• [Directive A]:
Summarize the statement on zero-hour contracts in two sentences.

• [Text extract]:
S&Ds lead fight to ban zero-hour contracts and better protect vulnerable workers in the EU
Responding to the needs of vulnerable workers who are trapped in abusive, flexible contracts, the Socialists and Democrats led today in the employment and social affairs committee a majority to improve working conditions and set new rights for millions of workers across the EU. The vote today paves the way to better protect workers in precarious jobs, and make them more aware of their rights. In spite of efforts from the EPP and the ECR to water down the Directive, S&Ds managed to mobilise a majority to deliver on the promises of the European Social Pillar, adopted in Gothenburg in November 2017.
Javi López, S&D MEP and responsible for the revision of the Written Statement Directive, stated:
“Today’s vote in the employment committee is good news for all European workers and especially the ones in exploitative working conditions. In spite of efforts from the conservatives to give employers even more flexibility than they already have, today’s vote is clear on the need to better protect millions of workers across the EU, including platform workers, on-demand workers, the bogus self-employed and those in zero-hour contracts.

• [Dataset]:
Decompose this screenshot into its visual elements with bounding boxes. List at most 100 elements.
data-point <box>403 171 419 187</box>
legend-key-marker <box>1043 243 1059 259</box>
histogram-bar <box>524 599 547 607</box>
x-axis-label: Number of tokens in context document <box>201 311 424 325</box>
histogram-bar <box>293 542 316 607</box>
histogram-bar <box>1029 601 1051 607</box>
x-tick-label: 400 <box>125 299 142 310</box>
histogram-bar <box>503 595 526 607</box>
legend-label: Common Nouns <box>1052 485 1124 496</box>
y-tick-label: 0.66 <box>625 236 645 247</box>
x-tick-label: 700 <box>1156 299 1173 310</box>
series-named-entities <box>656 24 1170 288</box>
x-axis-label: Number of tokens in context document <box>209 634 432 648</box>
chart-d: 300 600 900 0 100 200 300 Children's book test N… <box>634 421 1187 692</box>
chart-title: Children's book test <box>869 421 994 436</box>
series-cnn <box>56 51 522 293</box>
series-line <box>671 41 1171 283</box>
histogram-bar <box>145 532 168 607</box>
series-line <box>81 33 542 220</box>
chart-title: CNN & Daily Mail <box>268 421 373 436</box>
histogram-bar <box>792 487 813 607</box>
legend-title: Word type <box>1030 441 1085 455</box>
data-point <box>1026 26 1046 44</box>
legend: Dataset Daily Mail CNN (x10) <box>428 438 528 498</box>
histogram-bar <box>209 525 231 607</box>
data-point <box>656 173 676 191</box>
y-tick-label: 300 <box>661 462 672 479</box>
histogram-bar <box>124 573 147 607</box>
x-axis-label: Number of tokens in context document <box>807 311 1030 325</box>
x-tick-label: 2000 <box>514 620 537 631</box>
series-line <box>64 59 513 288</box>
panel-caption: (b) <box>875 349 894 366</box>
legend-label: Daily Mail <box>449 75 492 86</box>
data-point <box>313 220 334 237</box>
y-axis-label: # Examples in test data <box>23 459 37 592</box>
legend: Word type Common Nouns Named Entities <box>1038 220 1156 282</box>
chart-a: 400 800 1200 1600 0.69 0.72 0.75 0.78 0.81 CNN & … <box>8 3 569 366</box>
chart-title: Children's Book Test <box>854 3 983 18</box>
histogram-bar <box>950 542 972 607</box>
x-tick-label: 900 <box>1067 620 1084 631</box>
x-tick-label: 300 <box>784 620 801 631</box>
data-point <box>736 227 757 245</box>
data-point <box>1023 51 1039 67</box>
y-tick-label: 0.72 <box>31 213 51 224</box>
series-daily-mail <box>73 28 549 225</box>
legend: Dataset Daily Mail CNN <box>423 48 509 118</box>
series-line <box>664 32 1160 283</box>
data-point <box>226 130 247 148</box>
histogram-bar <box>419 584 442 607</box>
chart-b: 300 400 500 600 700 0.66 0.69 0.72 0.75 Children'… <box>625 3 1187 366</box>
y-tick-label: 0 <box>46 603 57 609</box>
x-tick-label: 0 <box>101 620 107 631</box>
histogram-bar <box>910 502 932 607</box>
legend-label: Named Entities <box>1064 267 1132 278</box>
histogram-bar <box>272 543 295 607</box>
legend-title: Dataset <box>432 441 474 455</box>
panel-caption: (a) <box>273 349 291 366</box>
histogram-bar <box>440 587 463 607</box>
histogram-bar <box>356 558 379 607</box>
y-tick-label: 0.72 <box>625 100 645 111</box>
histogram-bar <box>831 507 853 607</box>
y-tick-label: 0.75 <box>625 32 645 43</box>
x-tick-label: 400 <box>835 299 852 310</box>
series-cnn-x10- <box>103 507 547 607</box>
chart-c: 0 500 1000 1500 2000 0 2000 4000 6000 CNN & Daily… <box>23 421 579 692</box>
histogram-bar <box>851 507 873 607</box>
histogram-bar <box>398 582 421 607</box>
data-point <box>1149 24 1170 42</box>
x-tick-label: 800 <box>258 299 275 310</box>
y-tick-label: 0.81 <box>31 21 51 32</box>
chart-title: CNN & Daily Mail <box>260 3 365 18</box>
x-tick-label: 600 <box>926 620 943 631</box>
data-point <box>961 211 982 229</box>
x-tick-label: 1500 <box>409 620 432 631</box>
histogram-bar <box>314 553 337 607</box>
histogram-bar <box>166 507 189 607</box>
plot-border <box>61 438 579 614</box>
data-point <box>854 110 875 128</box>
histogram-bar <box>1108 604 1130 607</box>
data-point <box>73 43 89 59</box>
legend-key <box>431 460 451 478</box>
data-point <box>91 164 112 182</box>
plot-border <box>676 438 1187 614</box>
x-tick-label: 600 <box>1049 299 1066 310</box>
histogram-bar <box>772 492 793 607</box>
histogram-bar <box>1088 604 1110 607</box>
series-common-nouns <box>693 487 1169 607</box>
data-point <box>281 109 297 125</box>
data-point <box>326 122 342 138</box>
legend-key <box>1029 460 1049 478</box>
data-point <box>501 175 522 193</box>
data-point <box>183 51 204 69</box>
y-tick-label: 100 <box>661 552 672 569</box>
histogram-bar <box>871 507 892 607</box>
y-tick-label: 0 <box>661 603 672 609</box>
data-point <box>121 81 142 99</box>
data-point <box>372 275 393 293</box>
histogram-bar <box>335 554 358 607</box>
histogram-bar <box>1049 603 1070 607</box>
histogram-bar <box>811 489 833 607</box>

--

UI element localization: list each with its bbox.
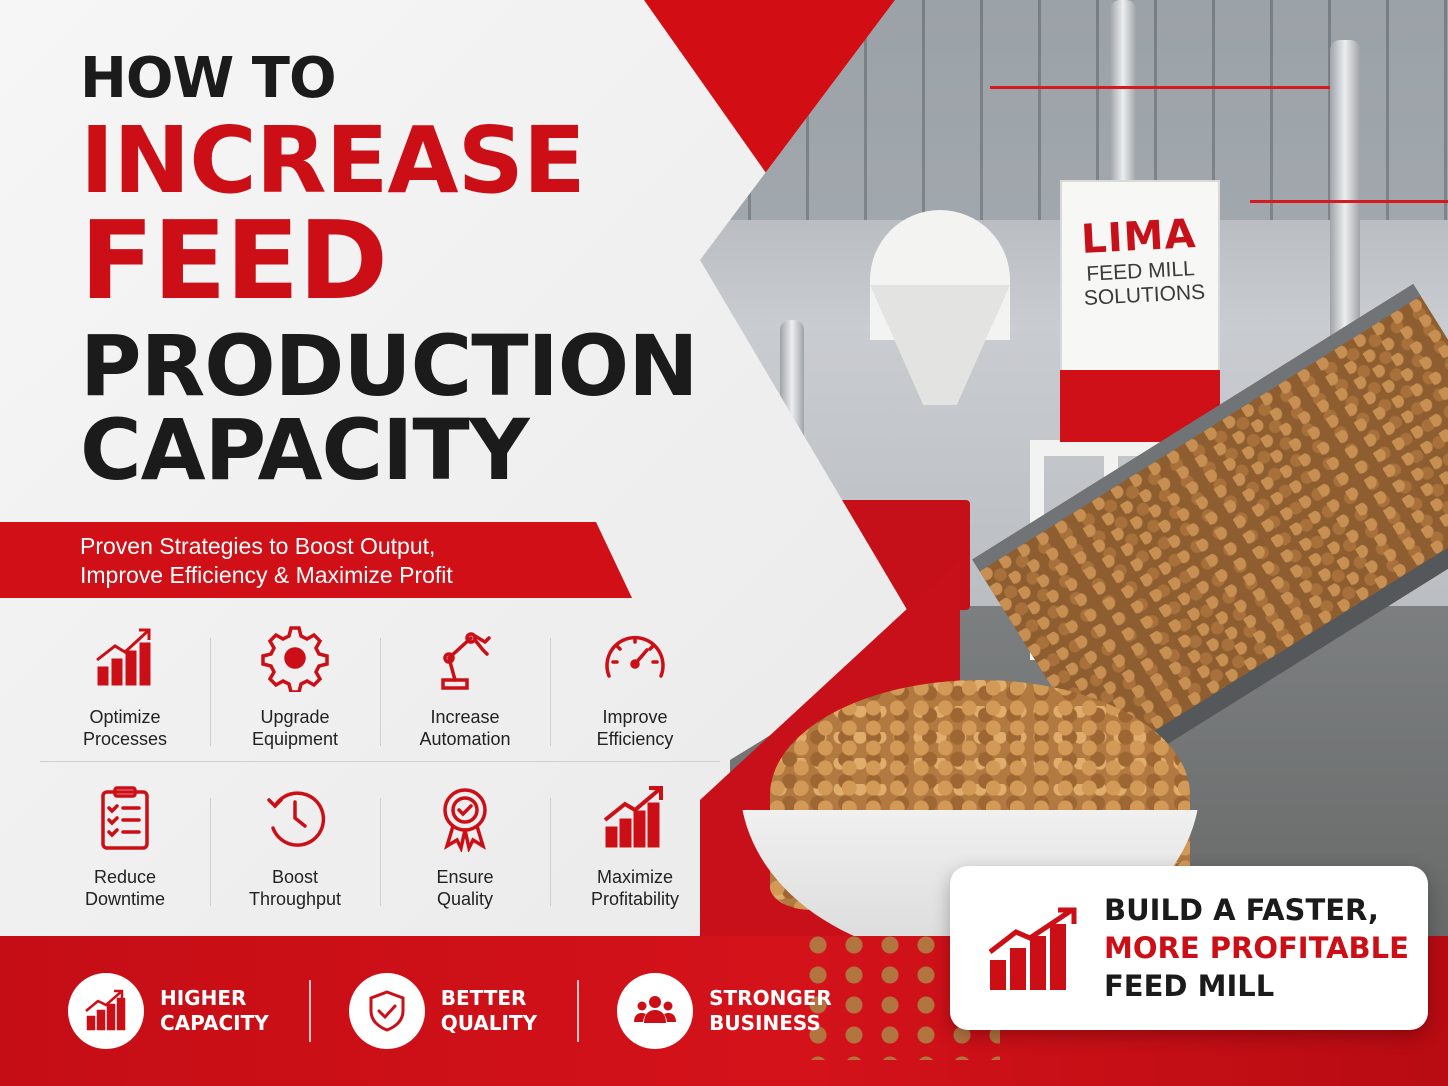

* * *

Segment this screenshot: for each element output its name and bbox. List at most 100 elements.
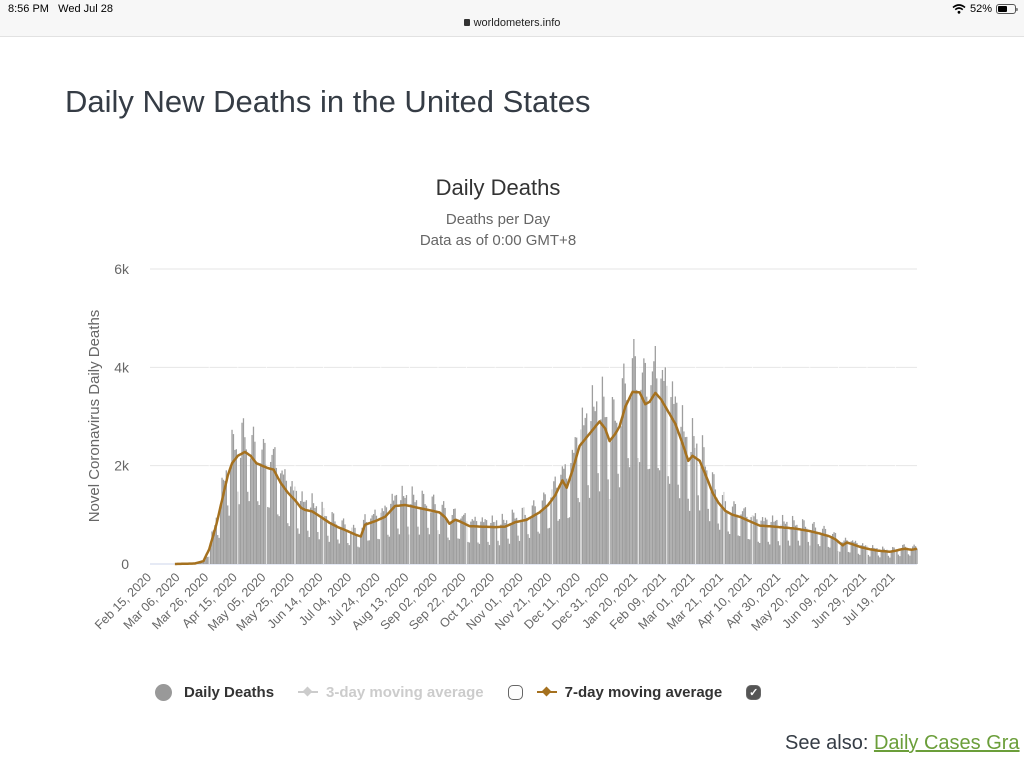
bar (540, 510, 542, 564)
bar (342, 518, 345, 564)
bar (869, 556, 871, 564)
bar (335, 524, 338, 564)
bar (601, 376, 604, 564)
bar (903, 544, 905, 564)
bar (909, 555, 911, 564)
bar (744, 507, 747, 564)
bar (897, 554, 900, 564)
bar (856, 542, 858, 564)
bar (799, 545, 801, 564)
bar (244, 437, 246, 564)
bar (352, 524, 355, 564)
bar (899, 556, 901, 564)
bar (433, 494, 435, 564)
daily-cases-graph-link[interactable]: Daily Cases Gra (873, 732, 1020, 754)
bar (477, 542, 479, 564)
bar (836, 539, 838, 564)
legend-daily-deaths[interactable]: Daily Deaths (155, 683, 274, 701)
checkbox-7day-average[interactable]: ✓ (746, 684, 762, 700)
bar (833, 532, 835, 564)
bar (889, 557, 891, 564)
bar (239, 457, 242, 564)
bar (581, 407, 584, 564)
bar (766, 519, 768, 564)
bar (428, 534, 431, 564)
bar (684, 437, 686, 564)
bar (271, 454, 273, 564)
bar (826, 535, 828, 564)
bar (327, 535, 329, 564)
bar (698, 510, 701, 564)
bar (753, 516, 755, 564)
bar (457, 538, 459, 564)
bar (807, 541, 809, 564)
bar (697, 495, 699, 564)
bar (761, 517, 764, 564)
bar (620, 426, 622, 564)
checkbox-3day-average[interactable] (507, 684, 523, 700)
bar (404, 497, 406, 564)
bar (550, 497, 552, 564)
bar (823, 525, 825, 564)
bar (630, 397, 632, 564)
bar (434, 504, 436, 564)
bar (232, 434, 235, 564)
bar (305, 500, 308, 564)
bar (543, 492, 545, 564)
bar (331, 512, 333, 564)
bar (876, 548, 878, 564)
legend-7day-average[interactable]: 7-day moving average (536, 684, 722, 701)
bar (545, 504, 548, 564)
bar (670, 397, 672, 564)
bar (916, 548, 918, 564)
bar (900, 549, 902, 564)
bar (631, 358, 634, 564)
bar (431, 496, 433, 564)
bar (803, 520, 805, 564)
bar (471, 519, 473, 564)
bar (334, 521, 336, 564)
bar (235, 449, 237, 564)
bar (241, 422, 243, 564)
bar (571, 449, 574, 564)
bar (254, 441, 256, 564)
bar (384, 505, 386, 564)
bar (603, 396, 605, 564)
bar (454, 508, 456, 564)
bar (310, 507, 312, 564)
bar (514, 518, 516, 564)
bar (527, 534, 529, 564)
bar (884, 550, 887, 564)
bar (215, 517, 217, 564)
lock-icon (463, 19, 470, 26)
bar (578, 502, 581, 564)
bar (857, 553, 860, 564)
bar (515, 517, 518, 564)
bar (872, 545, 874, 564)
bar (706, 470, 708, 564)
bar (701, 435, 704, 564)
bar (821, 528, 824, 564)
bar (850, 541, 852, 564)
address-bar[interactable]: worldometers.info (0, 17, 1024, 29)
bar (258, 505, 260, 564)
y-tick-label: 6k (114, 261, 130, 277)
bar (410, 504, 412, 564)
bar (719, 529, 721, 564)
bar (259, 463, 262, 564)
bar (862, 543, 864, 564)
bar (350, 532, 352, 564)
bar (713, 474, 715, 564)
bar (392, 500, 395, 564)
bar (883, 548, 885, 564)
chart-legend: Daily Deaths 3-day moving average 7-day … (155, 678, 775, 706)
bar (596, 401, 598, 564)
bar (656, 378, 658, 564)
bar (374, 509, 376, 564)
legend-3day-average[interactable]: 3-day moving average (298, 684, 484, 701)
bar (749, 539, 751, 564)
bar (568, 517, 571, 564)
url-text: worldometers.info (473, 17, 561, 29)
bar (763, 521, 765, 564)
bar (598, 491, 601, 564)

• [Directive B]:
Reproduce the records exactly, everything from the line containing "Decompose this screenshot" down to the line containing "series-line <box>81 33 542 220</box>", with both of those lines included.

• [Exercise answer A]:
The Socialists and Democrats led a majority in the EU employment and social affairs committee to improve working conditions and set new rights for millions of workers, despite efforts from the EPP and the ECR to water down the Directive. Javi López, the S&D MEP responsible for revising the Written Statement Directive, called the vote good news for European workers, especially those in exploitative conditions, including platform workers, on-demand workers, the bogus self-employed and those in zero-hour contracts.

• [Exercise answer B]:
Decompose this screenshot into its visual elements with bounding boxes. List at most 100 elements.
data-point <box>403 171 419 187</box>
legend-key-marker <box>1043 243 1059 259</box>
histogram-bar <box>524 599 547 607</box>
x-axis-label: Number of tokens in context document <box>201 311 424 325</box>
histogram-bar <box>293 542 316 607</box>
histogram-bar <box>1029 601 1051 607</box>
x-tick-label: 400 <box>125 299 142 310</box>
histogram-bar <box>503 595 526 607</box>
legend-label: Common Nouns <box>1052 485 1124 496</box>
y-tick-label: 0.66 <box>625 236 645 247</box>
x-tick-label: 700 <box>1156 299 1173 310</box>
series-named-entities <box>656 24 1170 288</box>
x-axis-label: Number of tokens in context document <box>209 634 432 648</box>
chart-d: 300 600 900 0 100 200 300 Children's book test N… <box>634 421 1187 692</box>
chart-title: Children's book test <box>869 421 994 436</box>
series-cnn <box>56 51 522 293</box>
series-line <box>671 41 1171 283</box>
histogram-bar <box>145 532 168 607</box>
series-line <box>81 33 542 220</box>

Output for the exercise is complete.